**EXERCISE REQUIREMENTS**
Repeat the entries shown below with every word and mark intact.

++++ INFORMATION PROVIDED

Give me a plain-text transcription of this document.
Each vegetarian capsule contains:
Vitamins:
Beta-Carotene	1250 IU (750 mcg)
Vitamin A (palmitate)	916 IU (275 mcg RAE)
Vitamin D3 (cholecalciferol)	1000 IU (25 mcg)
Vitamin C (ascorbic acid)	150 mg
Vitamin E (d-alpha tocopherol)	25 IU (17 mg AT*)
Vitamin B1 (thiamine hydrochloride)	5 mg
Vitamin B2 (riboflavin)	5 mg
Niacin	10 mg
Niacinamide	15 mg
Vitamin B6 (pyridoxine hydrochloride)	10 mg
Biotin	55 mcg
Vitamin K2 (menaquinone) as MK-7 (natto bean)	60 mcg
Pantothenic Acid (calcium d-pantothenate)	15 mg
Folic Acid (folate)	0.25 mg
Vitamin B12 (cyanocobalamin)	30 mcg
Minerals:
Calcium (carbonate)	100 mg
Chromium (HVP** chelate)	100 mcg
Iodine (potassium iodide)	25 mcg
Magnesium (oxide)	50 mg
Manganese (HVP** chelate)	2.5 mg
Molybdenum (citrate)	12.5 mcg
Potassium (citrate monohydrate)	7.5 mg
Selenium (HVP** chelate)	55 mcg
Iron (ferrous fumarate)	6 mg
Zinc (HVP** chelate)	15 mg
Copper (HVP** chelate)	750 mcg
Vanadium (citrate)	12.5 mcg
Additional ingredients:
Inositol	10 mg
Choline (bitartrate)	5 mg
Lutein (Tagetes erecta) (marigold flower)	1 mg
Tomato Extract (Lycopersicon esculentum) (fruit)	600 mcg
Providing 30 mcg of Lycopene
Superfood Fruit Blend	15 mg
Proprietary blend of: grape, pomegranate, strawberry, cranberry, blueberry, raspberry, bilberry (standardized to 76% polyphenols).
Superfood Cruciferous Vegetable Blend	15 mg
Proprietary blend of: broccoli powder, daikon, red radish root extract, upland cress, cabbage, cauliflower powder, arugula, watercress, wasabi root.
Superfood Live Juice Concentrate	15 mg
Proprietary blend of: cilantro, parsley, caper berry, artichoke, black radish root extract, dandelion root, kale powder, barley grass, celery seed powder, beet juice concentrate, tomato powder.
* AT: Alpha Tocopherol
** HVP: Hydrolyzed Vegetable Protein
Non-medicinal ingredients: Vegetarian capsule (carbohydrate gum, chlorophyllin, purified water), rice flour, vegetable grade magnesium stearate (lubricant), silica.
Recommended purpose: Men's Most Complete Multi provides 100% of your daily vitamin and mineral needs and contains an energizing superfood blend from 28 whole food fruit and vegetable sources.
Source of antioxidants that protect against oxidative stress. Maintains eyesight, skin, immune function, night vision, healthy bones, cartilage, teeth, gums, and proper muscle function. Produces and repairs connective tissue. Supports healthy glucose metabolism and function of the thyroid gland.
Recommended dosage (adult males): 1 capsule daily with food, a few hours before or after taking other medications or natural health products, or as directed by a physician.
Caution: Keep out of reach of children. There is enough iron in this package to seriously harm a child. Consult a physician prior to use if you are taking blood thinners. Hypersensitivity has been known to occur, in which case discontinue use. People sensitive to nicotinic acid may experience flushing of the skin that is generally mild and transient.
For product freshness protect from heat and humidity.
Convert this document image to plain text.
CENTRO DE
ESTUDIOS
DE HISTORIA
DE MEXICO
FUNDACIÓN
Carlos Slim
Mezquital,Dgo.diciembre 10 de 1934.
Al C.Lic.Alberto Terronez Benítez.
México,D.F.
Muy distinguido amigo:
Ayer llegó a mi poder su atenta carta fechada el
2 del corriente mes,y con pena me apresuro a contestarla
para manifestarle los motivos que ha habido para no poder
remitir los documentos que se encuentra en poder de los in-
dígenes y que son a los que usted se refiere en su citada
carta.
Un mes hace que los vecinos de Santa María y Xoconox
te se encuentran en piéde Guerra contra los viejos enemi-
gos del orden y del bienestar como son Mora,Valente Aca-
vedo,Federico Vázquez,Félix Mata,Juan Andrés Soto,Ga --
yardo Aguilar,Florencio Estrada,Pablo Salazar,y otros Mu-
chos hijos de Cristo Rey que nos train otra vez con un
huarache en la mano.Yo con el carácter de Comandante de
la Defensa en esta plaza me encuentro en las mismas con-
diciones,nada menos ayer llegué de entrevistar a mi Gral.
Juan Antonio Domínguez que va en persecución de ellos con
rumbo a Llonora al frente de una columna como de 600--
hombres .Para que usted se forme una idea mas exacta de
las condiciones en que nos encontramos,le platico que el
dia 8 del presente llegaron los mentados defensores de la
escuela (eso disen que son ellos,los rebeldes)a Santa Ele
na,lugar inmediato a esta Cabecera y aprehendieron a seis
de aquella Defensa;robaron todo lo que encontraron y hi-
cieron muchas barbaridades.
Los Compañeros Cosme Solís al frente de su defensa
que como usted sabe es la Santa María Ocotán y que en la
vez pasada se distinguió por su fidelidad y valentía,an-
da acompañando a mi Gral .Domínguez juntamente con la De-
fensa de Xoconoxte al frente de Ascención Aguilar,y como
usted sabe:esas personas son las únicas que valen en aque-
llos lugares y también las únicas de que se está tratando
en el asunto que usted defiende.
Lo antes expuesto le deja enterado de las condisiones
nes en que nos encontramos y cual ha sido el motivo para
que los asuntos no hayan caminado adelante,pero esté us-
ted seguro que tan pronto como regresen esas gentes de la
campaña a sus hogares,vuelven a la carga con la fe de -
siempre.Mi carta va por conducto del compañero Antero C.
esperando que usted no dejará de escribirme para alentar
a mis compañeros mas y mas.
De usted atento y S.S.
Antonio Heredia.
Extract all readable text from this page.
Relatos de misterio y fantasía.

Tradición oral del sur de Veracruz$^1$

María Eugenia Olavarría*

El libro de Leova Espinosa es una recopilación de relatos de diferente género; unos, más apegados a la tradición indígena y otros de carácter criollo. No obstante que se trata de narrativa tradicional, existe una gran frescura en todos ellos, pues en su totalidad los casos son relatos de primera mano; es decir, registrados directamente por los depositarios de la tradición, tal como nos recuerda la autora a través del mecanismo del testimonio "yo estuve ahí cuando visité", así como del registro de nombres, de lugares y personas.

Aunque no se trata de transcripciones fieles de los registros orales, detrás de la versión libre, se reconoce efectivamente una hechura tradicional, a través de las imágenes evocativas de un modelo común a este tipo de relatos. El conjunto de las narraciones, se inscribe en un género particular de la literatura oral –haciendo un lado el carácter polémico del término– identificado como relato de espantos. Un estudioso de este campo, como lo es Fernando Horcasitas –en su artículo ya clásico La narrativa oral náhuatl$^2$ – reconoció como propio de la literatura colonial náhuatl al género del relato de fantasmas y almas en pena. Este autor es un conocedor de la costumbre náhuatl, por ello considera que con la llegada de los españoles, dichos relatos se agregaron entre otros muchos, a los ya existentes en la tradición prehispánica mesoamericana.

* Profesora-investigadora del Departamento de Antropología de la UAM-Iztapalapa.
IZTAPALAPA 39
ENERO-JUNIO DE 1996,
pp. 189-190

++++++++

**RESULT OF THE EXERCISE**
Give me a plain-text transcription of this document.
Each vegetarian capsule contains:
Vitamins:
Beta-Carotene	1250 IU (750 mcg)
Vitamin A (palmitate)	916 IU (275 mcg RAE)
Vitamin D3 (cholecalciferol)	1000 IU (25 mcg)
Vitamin C (ascorbic acid)	150 mg
Vitamin E (d-alpha tocopherol)	25 IU (17 mg AT*)
Vitamin B1 (thiamine hydrochloride)	5 mg
Vitamin B2 (riboflavin)	5 mg
Niacin	10 mg
Niacinamide	15 mg
Vitamin B6 (pyridoxine hydrochloride)	10 mg
Biotin	55 mcg
Vitamin K2 (menaquinone) as MK-7 (natto bean)	60 mcg
Pantothenic Acid (calcium d-pantothenate)	15 mg
Folic Acid (folate)	0.25 mg
Vitamin B12 (cyanocobalamin)	30 mcg
Minerals:
Calcium (carbonate)	100 mg
Chromium (HVP** chelate)	100 mcg
Iodine (potassium iodide)	25 mcg
Magnesium (oxide)	50 mg
Manganese (HVP** chelate)	2.5 mg
Molybdenum (citrate)	12.5 mcg
Potassium (citrate monohydrate)	7.5 mg
Selenium (HVP** chelate)	55 mcg
Iron (ferrous fumarate)	6 mg
Zinc (HVP** chelate)	15 mg
Copper (HVP** chelate)	750 mcg
Vanadium (citrate)	12.5 mcg
Additional ingredients:
Inositol	10 mg
Choline (bitartrate)	5 mg
Lutein (Tagetes erecta) (marigold flower)	1 mg
Tomato Extract (Lycopersicon esculentum) (fruit)	600 mcg
Providing 30 mcg of Lycopene
Superfood Fruit Blend	15 mg
Proprietary blend of: grape, pomegranate, strawberry, cranberry, blueberry, raspberry, bilberry (standardized to 76% polyphenols).
Superfood Cruciferous Vegetable Blend	15 mg
Proprietary blend of: broccoli powder, daikon, red radish root extract, upland cress, cabbage, cauliflower powder, arugula, watercress, wasabi root.
Superfood Live Juice Concentrate	15 mg
Proprietary blend of: cilantro, parsley, caper berry, artichoke, black radish root extract, dandelion root, kale powder, barley grass, celery seed powder, beet juice concentrate, tomato powder.
* AT: Alpha Tocopherol
** HVP: Hydrolyzed Vegetable Protein
Non-medicinal ingredients: Vegetarian capsule (carbohydrate gum, chlorophyllin, purified water), rice flour, vegetable grade magnesium stearate (lubricant), silica.
Recommended purpose: Men's Most Complete Multi provides 100% of your daily vitamin and mineral needs and contains an energizing superfood blend from 28 whole food fruit and vegetable sources.
Source of antioxidants that protect against oxidative stress. Maintains eyesight, skin, immune function, night vision, healthy bones, cartilage, teeth, gums, and proper muscle function. Produces and repairs connective tissue. Supports healthy glucose metabolism and function of the thyroid gland.
Recommended dosage (adult males): 1 capsule daily with food, a few hours before or after taking other medications or natural health products, or as directed by a physician.
Caution: Keep out of reach of children. There is enough iron in this package to seriously harm a child. Consult a physician prior to use if you are taking blood thinners. Hypersensitivity has been known to occur, in which case discontinue use. People sensitive to nicotinic acid may experience flushing of the skin that is generally mild and transient.
For product freshness protect from heat and humidity.
Convert this document image to plain text.
CENTRO DE
ESTUDIOS
DE HISTORIA
DE MEXICO
FUNDACIÓN
Carlos Slim
Mezquital,Dgo.diciembre 10 de 1934.
Al C.Lic.Alberto Terronez Benítez.
México,D.F.
Muy distinguido amigo:
Ayer llegó a mi poder su atenta carta fechada el
2 del corriente mes,y con pena me apresuro a contestarla
para manifestarle los motivos que ha habido para no poder
remitir los documentos que se encuentra en poder de los in-
dígenes y que son a los que usted se refiere en su citada
carta.
Un mes hace que los vecinos de Santa María y Xoconox
te se encuentran en piéde Guerra contra los viejos enemi-
gos del orden y del bienestar como son Mora,Valente Aca-
vedo,Federico Vázquez,Félix Mata,Juan Andrés Soto,Ga --
yardo Aguilar,Florencio Estrada,Pablo Salazar,y otros Mu-
chos hijos de Cristo Rey que nos train otra vez con un
huarache en la mano.Yo con el carácter de Comandante de
la Defensa en esta plaza me encuentro en las mismas con-
diciones,nada menos ayer llegué de entrevistar a mi Gral.
Juan Antonio Domínguez que va en persecución de ellos con
rumbo a Llonora al frente de una columna como de 600--
hombres .Para que usted se forme una idea mas exacta de
las condiciones en que nos encontramos,le platico que el
dia 8 del presente llegaron los mentados defensores de la
escuela (eso disen que son ellos,los rebeldes)a Santa Ele
na,lugar inmediato a esta Cabecera y aprehendieron a seis
de aquella Defensa;robaron todo lo que encontraron y hi-
cieron muchas barbaridades.
Los Compañeros Cosme Solís al frente de su defensa
que como usted sabe es la Santa María Ocotán y que en la
vez pasada se distinguió por su fidelidad y valentía,an-
da acompañando a mi Gral .Domínguez juntamente con la De-
fensa de Xoconoxte al frente de Ascención Aguilar,y como
usted sabe:esas personas son las únicas que valen en aque-
llos lugares y también las únicas de que se está tratando
en el asunto que usted defiende.
Lo antes expuesto le deja enterado de las condisiones
nes en que nos encontramos y cual ha sido el motivo para
que los asuntos no hayan caminado adelante,pero esté us-
ted seguro que tan pronto como regresen esas gentes de la
campaña a sus hogares,vuelven a la carga con la fe de -
siempre.Mi carta va por conducto del compañero Antero C.
esperando que usted no dejará de escribirme para alentar
a mis compañeros mas y mas.
De usted atento y S.S.
Antonio Heredia.
Extract all readable text from this page.
Relatos de misterio y fantasía.

Tradición oral del sur de Veracruz$^1$

María Eugenia Olavarría*

El libro de Leova Espinosa es una recopilación de relatos de diferente género; unos, más apegados a la tradición indígena y otros de carácter criollo. No obstante que se trata de narrativa tradicional, existe una gran frescura en todos ellos, pues en su totalidad los casos son relatos de primera mano; es decir, registrados directamente por los depositarios de la tradición, tal como nos recuerda la autora a través del mecanismo del testimonio "yo estuve ahí cuando visité", así como del registro de nombres, de lugares y personas.

Aunque no se trata de transcripciones fieles de los registros orales, detrás de la versión libre, se reconoce efectivamente una hechura tradicional, a través de las imágenes evocativas de un modelo común a este tipo de relatos. El conjunto de las narraciones, se inscribe en un género particular de la literatura oral –haciendo un lado el carácter polémico del término– identificado como relato de espantos. Un estudioso de este campo, como lo es Fernando Horcasitas –en su artículo ya clásico La narrativa oral náhuatl$^2$ – reconoció como propio de la literatura colonial náhuatl al género del relato de fantasmas y almas en pena. Este autor es un conocedor de la costumbre náhuatl, por ello considera que con la llegada de los españoles, dichos relatos se agregaron entre otros muchos, a los ya existentes en la tradición prehispánica mesoamericana.

* Profesora-investigadora del Departamento de Antropología de la UAM-Iztapalapa.
IZTAPALAPA 39
ENERO-JUNIO DE 1996,
pp. 189-190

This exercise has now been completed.